## Material to process
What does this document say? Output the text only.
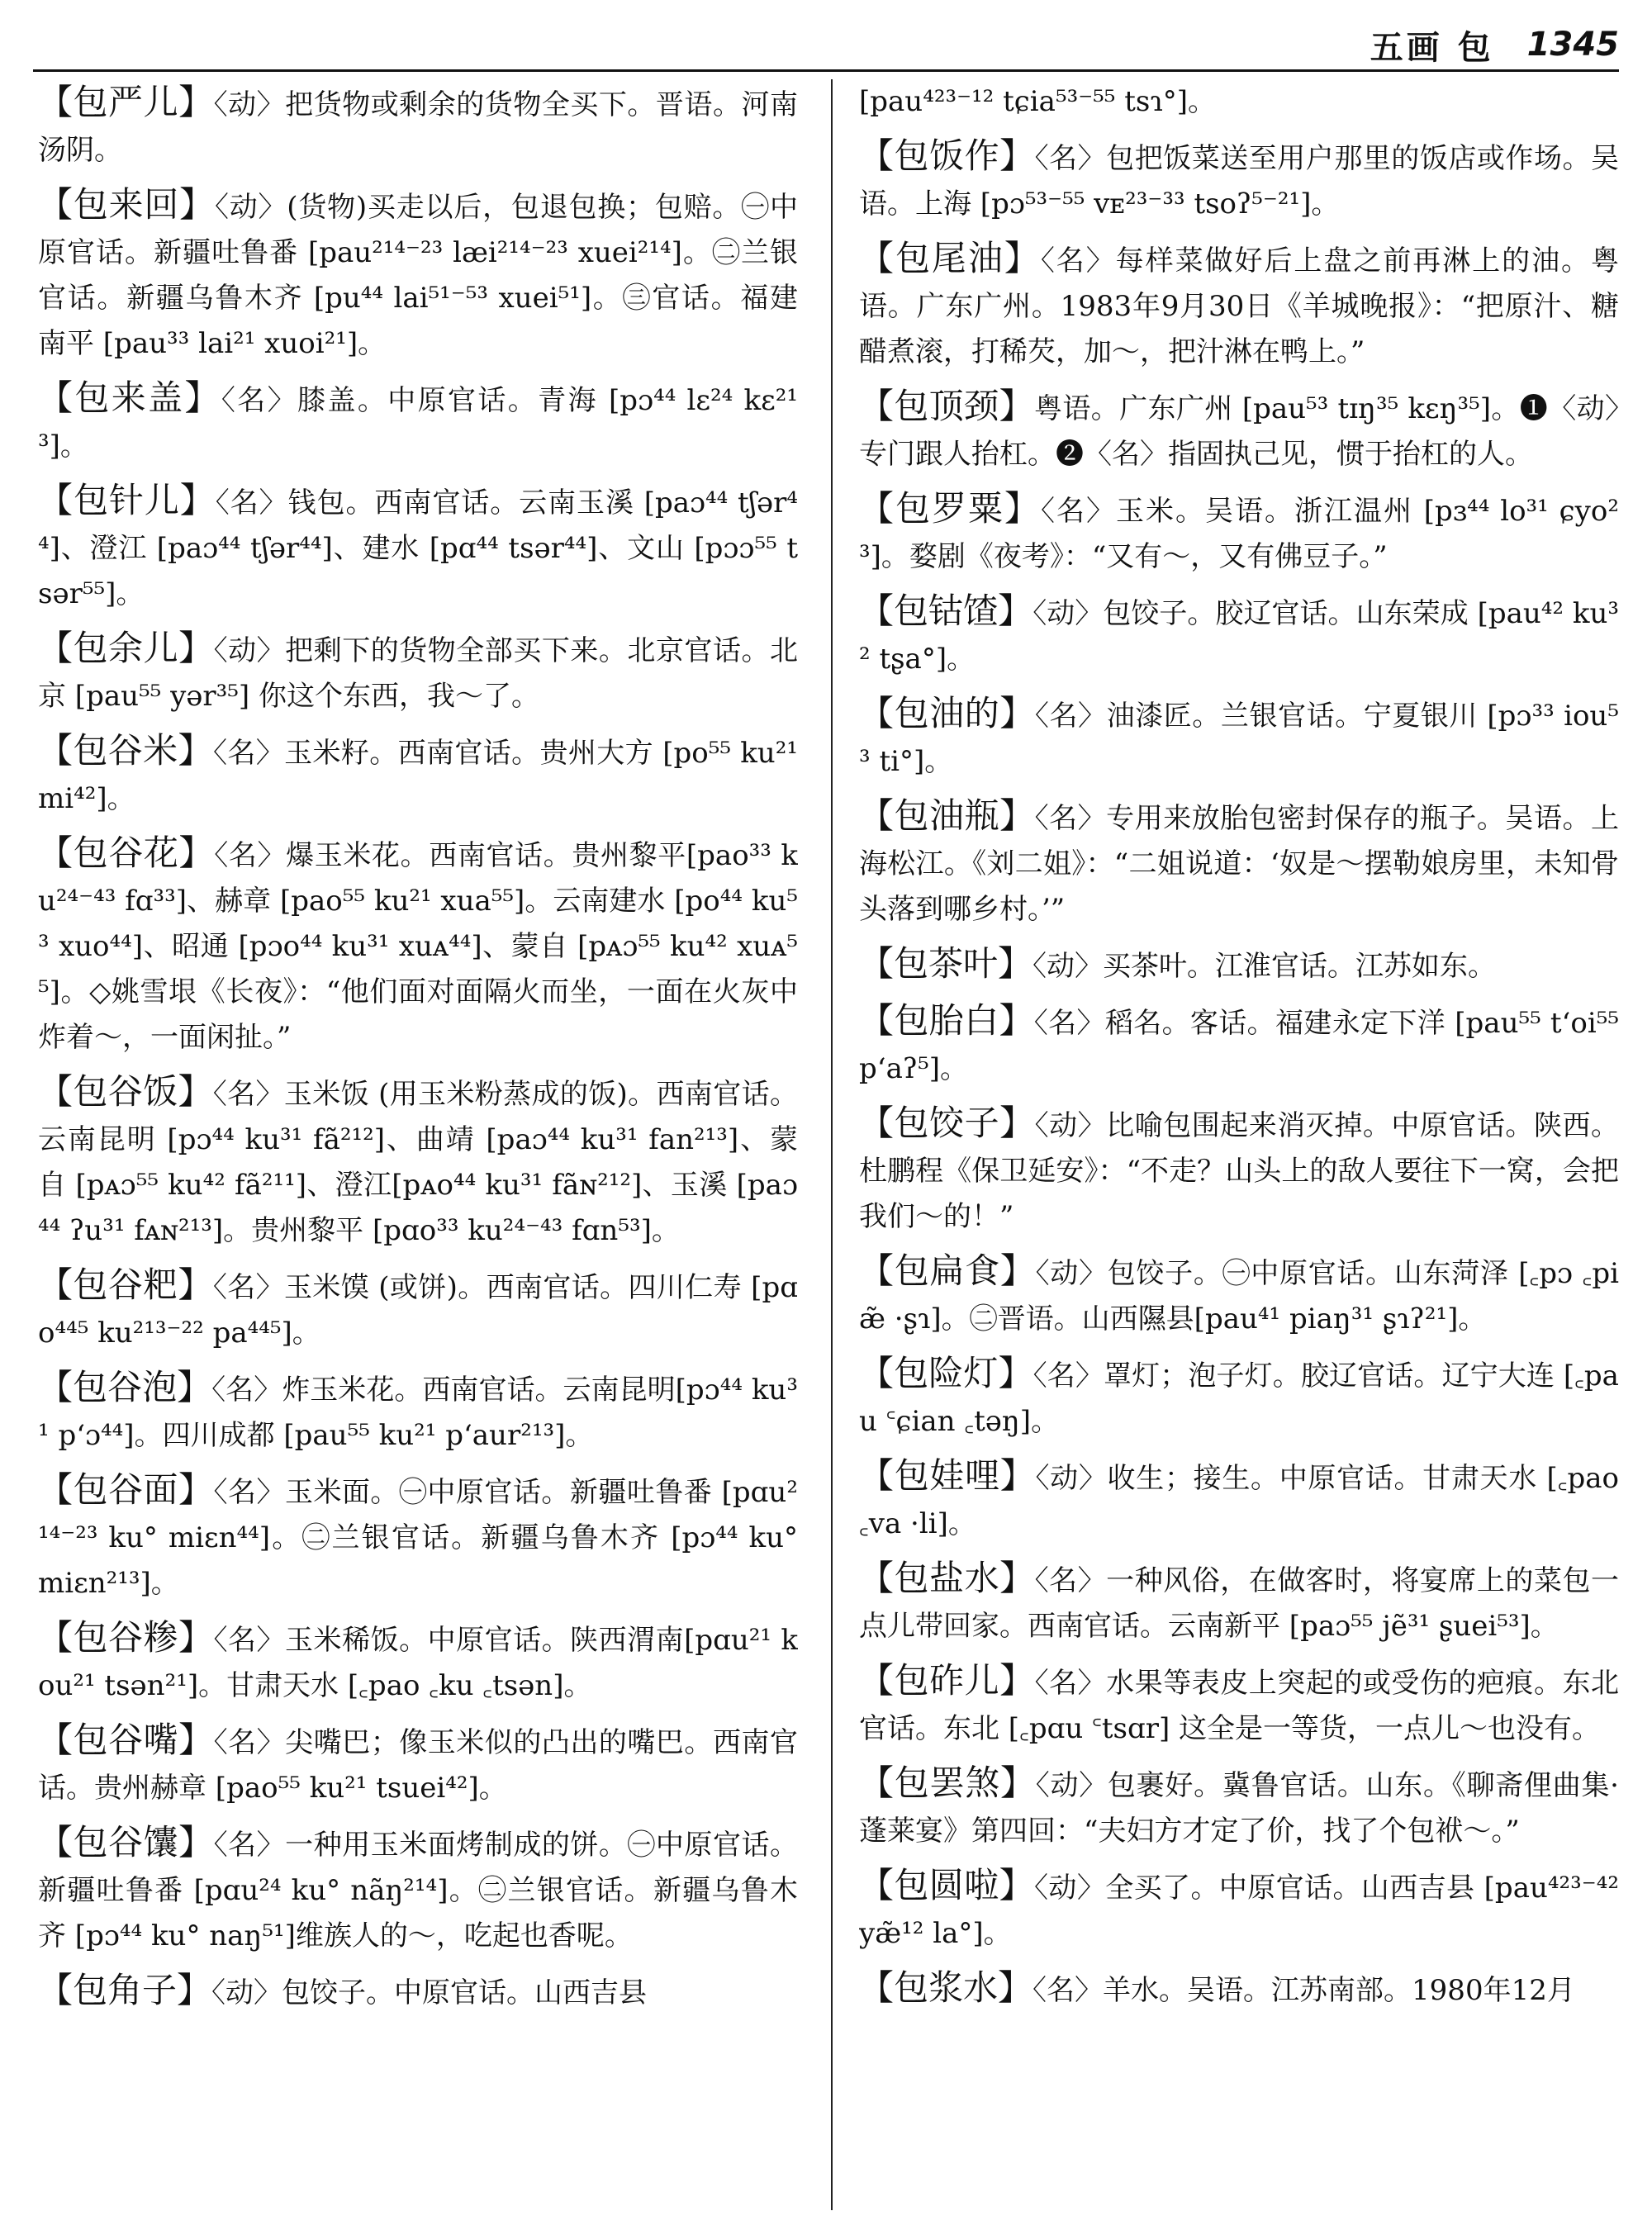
五画 包 1345

【 包严儿 】 〈动〉把货物或剩余的货物全买下。晋语。河南汤阴。

【 包来回 】 〈动〉(货物)买走以后，包退包换；包赔。㊀中原官话。新疆吐鲁番 [pau²¹⁴⁻²³ læi²¹⁴⁻²³ xuei²¹⁴]。㊁兰银官话。新疆乌鲁木齐 [pu⁴⁴ lai⁵¹⁻⁵³ xuei⁵¹]。㊂官话。福建南平 [pau³³ lai²¹ xuoi²¹]。

【 包来盖 】 〈名〉膝盖。中原官话。青海 [pɔ⁴⁴ lɛ²⁴ kɛ²¹³]。

【 包针儿 】 〈名〉钱包。西南官话。云南玉溪 [paɔ⁴⁴ tʃər⁴⁴]、澄江 [paɔ⁴⁴ tʃər⁴⁴]、建水 [pɑ⁴⁴ tsər⁴⁴]、文山 [pɔɔ⁵⁵ tsər⁵⁵]。

【 包余儿 】 〈动〉把剩下的货物全部买下来。北京官话。北京 [pau⁵⁵ yər³⁵] 你这个东西，我～了。

【 包谷米 】 〈名〉玉米籽。西南官话。贵州大方 [po⁵⁵ ku²¹ mi⁴²]。

【 包谷花 】 〈名〉爆玉米花。西南官话。贵州黎平[pao³³ ku²⁴⁻⁴³ fɑ³³]、赫章 [pao⁵⁵ ku²¹ xua⁵⁵]。云南建水 [po⁴⁴ ku⁵³ xuo⁴⁴]、昭通 [pɔo⁴⁴ ku³¹ xuᴀ⁴⁴]、蒙自 [pᴀɔ⁵⁵ ku⁴² xuᴀ⁵⁵]。◇姚雪垠《长夜》：“他们面对面隔火而坐，一面在火灰中炸着～，一面闲扯。”

【 包谷饭 】 〈名〉玉米饭 (用玉米粉蒸成的饭)。西南官话。云南昆明 [pɔ⁴⁴ ku³¹ fã²¹²]、曲靖 [paɔ⁴⁴ ku³¹ fan²¹³]、蒙自 [pᴀɔ⁵⁵ ku⁴² fã²¹¹]、澄江[pᴀo⁴⁴ ku³¹ fãɴ²¹²]、玉溪 [paɔ⁴⁴ ʔu³¹ fᴀɴ²¹³]。贵州黎平 [pɑo³³ ku²⁴⁻⁴³ fɑn⁵³]。

【 包谷粑 】 〈名〉玉米馍 (或饼)。西南官话。四川仁寿 [pɑo⁴⁴⁵ ku²¹³⁻²² pa⁴⁴⁵]。

【 包谷泡 】 〈名〉炸玉米花。西南官话。云南昆明[pɔ⁴⁴ ku³¹ p‘ɔ⁴⁴]。四川成都 [pau⁵⁵ ku²¹ p‘aur²¹³]。

【 包谷面 】 〈名〉玉米面。㊀中原官话。新疆吐鲁番 [pɑu²¹⁴⁻²³ ku° miɛn⁴⁴]。㊁兰银官话。新疆乌鲁木齐 [pɔ⁴⁴ ku° miɛn²¹³]。

【 包谷糁 】 〈名〉玉米稀饭。中原官话。陕西渭南[pɑu²¹ kou²¹ tsən²¹]。甘肃天水 [꜀pao ꜀ku ꜀tsən]。

【 包谷嘴 】 〈名〉尖嘴巴；像玉米似的凸出的嘴巴。西南官话。贵州赫章 [pao⁵⁵ ku²¹ tsuei⁴²]。

【 包谷馕 】 〈名〉一种用玉米面烤制成的饼。㊀中原官话。新疆吐鲁番 [pɑu²⁴ ku° nãŋ²¹⁴]。㊁兰银官话。新疆乌鲁木齐 [pɔ⁴⁴ ku° naŋ⁵¹]维族人的～，吃起也香呢。

【 包角子 】 〈动〉包饺子。中原官话。山西吉县

[pau⁴²³⁻¹² tɕia⁵³⁻⁵⁵ tsɿ°]。

【 包饭作 】 〈名〉包把饭菜送至用户那里的饭店或作场。吴语。上海 [pɔ⁵³⁻⁵⁵ vᴇ²³⁻³³ tsoʔ⁵⁻²¹]。

【 包尾油 】 〈名〉每样菜做好后上盘之前再淋上的油。粤语。广东广州。1983年9月30日《羊城晚报》：“把原汁、糖醋煮滚，打稀芡，加～，把汁淋在鸭上。”

【 包顶颈 】 粤语。广东广州 [pau⁵³ tɪŋ³⁵ kɛŋ³⁵]。❶〈动〉专门跟人抬杠。❷〈名〉指固执己见，惯于抬杠的人。

【 包罗粟 】 〈名〉玉米。吴语。浙江温州 [pɜ⁴⁴ lo³¹ ɕyo²³]。婺剧《夜考》：“又有～，又有佛豆子。”

【 包钴馇 】 〈动〉包饺子。胶辽官话。山东荣成 [pau⁴² ku³² tʂa°]。

【 包油的 】 〈名〉油漆匠。兰银官话。宁夏银川 [pɔ³³ iou⁵³ ti°]。

【 包油瓶 】 〈名〉专用来放胎包密封保存的瓶子。吴语。上海松江。《刘二姐》：“二姐说道：‘奴是～摆勒娘房里，未知骨头落到哪乡村。’”

【 包茶叶 】 〈动〉买茶叶。江淮官话。江苏如东。

【 包胎白 】 〈名〉稻名。客话。福建永定下洋 [pau⁵⁵ t‘oi⁵⁵ p‘aʔ⁵]。

【 包饺子 】 〈动〉比喻包围起来消灭掉。中原官话。陕西。杜鹏程《保卫延安》：“不走？山头上的敌人要往下一窝，会把我们～的！”

【 包扁食 】 〈动〉包饺子。㊀中原官话。山东菏泽 [꜀pɔ ꜀piæ̃ ·ʂɿ]。㊁晋语。山西隰县[pau⁴¹ piaŋ³¹ ʂɿʔ²¹]。

【 包险灯 】 〈名〉罩灯；泡子灯。胶辽官话。辽宁大连 [꜀pau ꜂ɕian ꜀təŋ]。

【 包娃哩 】 〈动〉收生；接生。中原官话。甘肃天水 [꜀pao ꜀va ·li]。

【 包盐水 】 〈名〉一种风俗，在做客时，将宴席上的菜包一点儿带回家。西南官话。云南新平 [paɔ⁵⁵ jẽ³¹ ʂuei⁵³]。

【 包砟儿 】 〈名〉水果等表皮上突起的或受伤的疤痕。东北官话。东北 [꜀pɑu ꜂tsɑr] 这全是一等货，一点儿～也没有。

【 包罢煞 】 〈动〉包裹好。冀鲁官话。山东。《聊斋俚曲集·蓬莱宴》第四回：“夫妇方才定了价，找了个包袱～。”

【 包圆啦 】 〈动〉全买了。中原官话。山西吉县 [pau⁴²³⁻⁴² yæ̃¹² la°]。

【 包浆水 】 〈名〉羊水。吴语。江苏南部。1980年12月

## Written exercise
Take the listing above and restate it word for word, without its pictures.

## Complete answer
What does this document say? Output the text only.
五画 包 1345

【 包严儿 】 〈动〉把货物或剩余的货物全买下。晋语。河南汤阴。

【 包来回 】 〈动〉(货物)买走以后，包退包换；包赔。㊀中原官话。新疆吐鲁番 [pau²¹⁴⁻²³ læi²¹⁴⁻²³ xuei²¹⁴]。㊁兰银官话。新疆乌鲁木齐 [pu⁴⁴ lai⁵¹⁻⁵³ xuei⁵¹]。㊂官话。福建南平 [pau³³ lai²¹ xuoi²¹]。

【 包来盖 】 〈名〉膝盖。中原官话。青海 [pɔ⁴⁴ lɛ²⁴ kɛ²¹³]。

【 包针儿 】 〈名〉钱包。西南官话。云南玉溪 [paɔ⁴⁴ tʃər⁴⁴]、澄江 [paɔ⁴⁴ tʃər⁴⁴]、建水 [pɑ⁴⁴ tsər⁴⁴]、文山 [pɔɔ⁵⁵ tsər⁵⁵]。

【 包余儿 】 〈动〉把剩下的货物全部买下来。北京官话。北京 [pau⁵⁵ yər³⁵] 你这个东西，我～了。

【 包谷米 】 〈名〉玉米籽。西南官话。贵州大方 [po⁵⁵ ku²¹ mi⁴²]。

【 包谷花 】 〈名〉爆玉米花。西南官话。贵州黎平[pao³³ ku²⁴⁻⁴³ fɑ³³]、赫章 [pao⁵⁵ ku²¹ xua⁵⁵]。云南建水 [po⁴⁴ ku⁵³ xuo⁴⁴]、昭通 [pɔo⁴⁴ ku³¹ xuᴀ⁴⁴]、蒙自 [pᴀɔ⁵⁵ ku⁴² xuᴀ⁵⁵]。◇姚雪垠《长夜》：“他们面对面隔火而坐，一面在火灰中炸着～，一面闲扯。”

【 包谷饭 】 〈名〉玉米饭 (用玉米粉蒸成的饭)。西南官话。云南昆明 [pɔ⁴⁴ ku³¹ fã²¹²]、曲靖 [paɔ⁴⁴ ku³¹ fan²¹³]、蒙自 [pᴀɔ⁵⁵ ku⁴² fã²¹¹]、澄江[pᴀo⁴⁴ ku³¹ fãɴ²¹²]、玉溪 [paɔ⁴⁴ ʔu³¹ fᴀɴ²¹³]。贵州黎平 [pɑo³³ ku²⁴⁻⁴³ fɑn⁵³]。

【 包谷粑 】 〈名〉玉米馍 (或饼)。西南官话。四川仁寿 [pɑo⁴⁴⁵ ku²¹³⁻²² pa⁴⁴⁵]。

【 包谷泡 】 〈名〉炸玉米花。西南官话。云南昆明[pɔ⁴⁴ ku³¹ p‘ɔ⁴⁴]。四川成都 [pau⁵⁵ ku²¹ p‘aur²¹³]。

【 包谷面 】 〈名〉玉米面。㊀中原官话。新疆吐鲁番 [pɑu²¹⁴⁻²³ ku° miɛn⁴⁴]。㊁兰银官话。新疆乌鲁木齐 [pɔ⁴⁴ ku° miɛn²¹³]。

【 包谷糁 】 〈名〉玉米稀饭。中原官话。陕西渭南[pɑu²¹ kou²¹ tsən²¹]。甘肃天水 [꜀pao ꜀ku ꜀tsən]。

【 包谷嘴 】 〈名〉尖嘴巴；像玉米似的凸出的嘴巴。西南官话。贵州赫章 [pao⁵⁵ ku²¹ tsuei⁴²]。

【 包谷馕 】 〈名〉一种用玉米面烤制成的饼。㊀中原官话。新疆吐鲁番 [pɑu²⁴ ku° nãŋ²¹⁴]。㊁兰银官话。新疆乌鲁木齐 [pɔ⁴⁴ ku° naŋ⁵¹]维族人的～，吃起也香呢。

【 包角子 】 〈动〉包饺子。中原官话。山西吉县

[pau⁴²³⁻¹² tɕia⁵³⁻⁵⁵ tsɿ°]。

【 包饭作 】 〈名〉包把饭菜送至用户那里的饭店或作场。吴语。上海 [pɔ⁵³⁻⁵⁵ vᴇ²³⁻³³ tsoʔ⁵⁻²¹]。

【 包尾油 】 〈名〉每样菜做好后上盘之前再淋上的油。粤语。广东广州。1983年9月30日《羊城晚报》：“把原汁、糖醋煮滚，打稀芡，加～，把汁淋在鸭上。”

【 包顶颈 】 粤语。广东广州 [pau⁵³ tɪŋ³⁵ kɛŋ³⁵]。❶〈动〉专门跟人抬杠。❷〈名〉指固执己见，惯于抬杠的人。

【 包罗粟 】 〈名〉玉米。吴语。浙江温州 [pɜ⁴⁴ lo³¹ ɕyo²³]。婺剧《夜考》：“又有～，又有佛豆子。”

【 包钴馇 】 〈动〉包饺子。胶辽官话。山东荣成 [pau⁴² ku³² tʂa°]。

【 包油的 】 〈名〉油漆匠。兰银官话。宁夏银川 [pɔ³³ iou⁵³ ti°]。

【 包油瓶 】 〈名〉专用来放胎包密封保存的瓶子。吴语。上海松江。《刘二姐》：“二姐说道：‘奴是～摆勒娘房里，未知骨头落到哪乡村。’”

【 包茶叶 】 〈动〉买茶叶。江淮官话。江苏如东。

【 包胎白 】 〈名〉稻名。客话。福建永定下洋 [pau⁵⁵ t‘oi⁵⁵ p‘aʔ⁵]。

【 包饺子 】 〈动〉比喻包围起来消灭掉。中原官话。陕西。杜鹏程《保卫延安》：“不走？山头上的敌人要往下一窝，会把我们～的！”

【 包扁食 】 〈动〉包饺子。㊀中原官话。山东菏泽 [꜀pɔ ꜀piæ̃ ·ʂɿ]。㊁晋语。山西隰县[pau⁴¹ piaŋ³¹ ʂɿʔ²¹]。

【 包险灯 】 〈名〉罩灯；泡子灯。胶辽官话。辽宁大连 [꜀pau ꜂ɕian ꜀təŋ]。

【 包娃哩 】 〈动〉收生；接生。中原官话。甘肃天水 [꜀pao ꜀va ·li]。

【 包盐水 】 〈名〉一种风俗，在做客时，将宴席上的菜包一点儿带回家。西南官话。云南新平 [paɔ⁵⁵ jẽ³¹ ʂuei⁵³]。

【 包砟儿 】 〈名〉水果等表皮上突起的或受伤的疤痕。东北官话。东北 [꜀pɑu ꜂tsɑr] 这全是一等货，一点儿～也没有。

【 包罢煞 】 〈动〉包裹好。冀鲁官话。山东。《聊斋俚曲集·蓬莱宴》第四回：“夫妇方才定了价，找了个包袱～。”

【 包圆啦 】 〈动〉全买了。中原官话。山西吉县 [pau⁴²³⁻⁴² yæ̃¹² la°]。

【 包浆水 】 〈名〉羊水。吴语。江苏南部。1980年12月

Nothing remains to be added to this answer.